**INSTRUCTION:** Show all lines holding the string "nível".

(Stored records)
::::

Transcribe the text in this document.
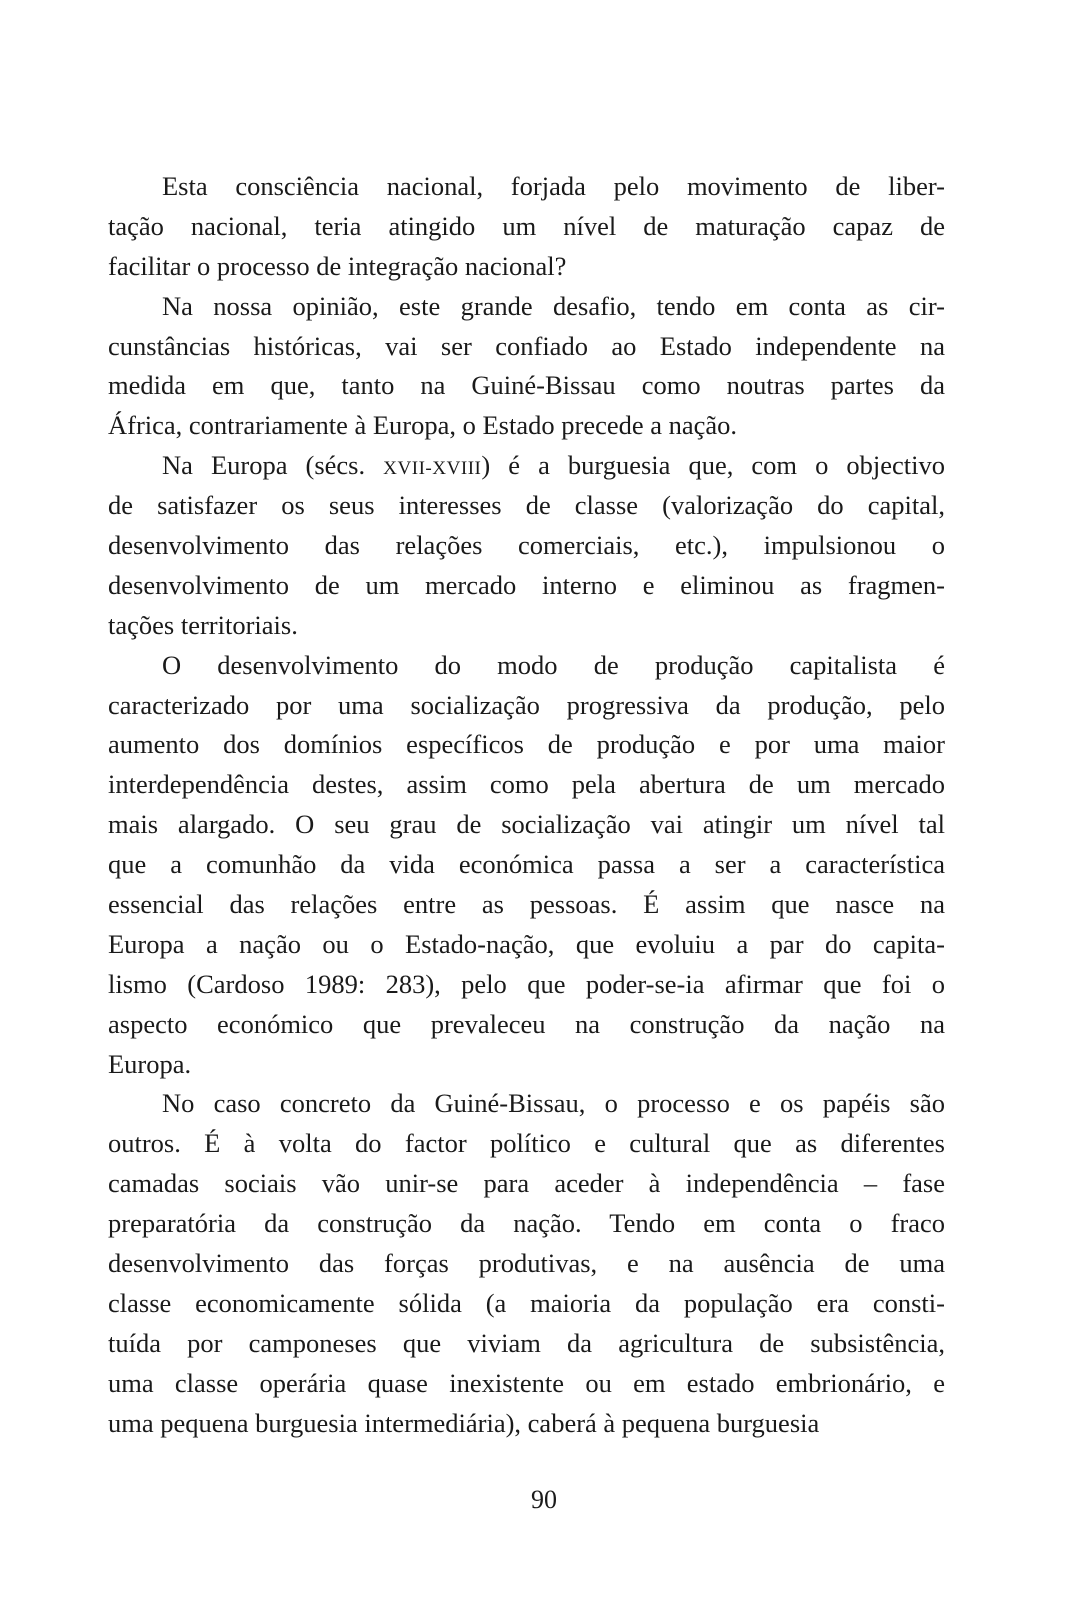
Esta consciência nacional, forjada pelo movimento de liber-
tação nacional, teria atingido um nível de maturação capaz de
facilitar o processo de integração nacional?
Na nossa opinião, este grande desafio, tendo em conta as cir-
cunstâncias históricas, vai ser confiado ao Estado independente na
medida em que, tanto na Guiné-Bissau como noutras partes da
África, contrariamente à Europa, o Estado precede a nação.
Na Europa (sécs. XVII-XVIII) é a burguesia que, com o objectivo
de satisfazer os seus interesses de classe (valorização do capital,
desenvolvimento das relações comerciais, etc.), impulsionou o
desenvolvimento de um mercado interno e eliminou as fragmen-
tações territoriais.
O desenvolvimento do modo de produção capitalista é
caracterizado por uma socialização progressiva da produção, pelo
aumento dos domínios específicos de produção e por uma maior
interdependência destes, assim como pela abertura de um mercado
mais alargado. O seu grau de socialização vai atingir um nível tal
que a comunhão da vida económica passa a ser a característica
essencial das relações entre as pessoas. É assim que nasce na
Europa a nação ou o Estado-nação, que evoluiu a par do capita-
lismo (Cardoso 1989: 283), pelo que poder-se-ia afirmar que foi o
aspecto económico que prevaleceu na construção da nação na
Europa.
No caso concreto da Guiné-Bissau, o processo e os papéis são
outros. É à volta do factor político e cultural que as diferentes
camadas sociais vão unir-se para aceder à independência – fase
preparatória da construção da nação. Tendo em conta o fraco
desenvolvimento das forças produtivas, e na ausência de uma
classe economicamente sólida (a maioria da população era consti-
tuída por camponeses que viviam da agricultura de subsistência,
uma classe operária quase inexistente ou em estado embrionário, e
uma pequena burguesia intermediária), caberá à pequena burguesia
90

::::

**TASK ANSWER:**
tação nacional, teria atingido um nível de maturação capaz de
mais alargado. O seu grau de socialização vai atingir um nível tal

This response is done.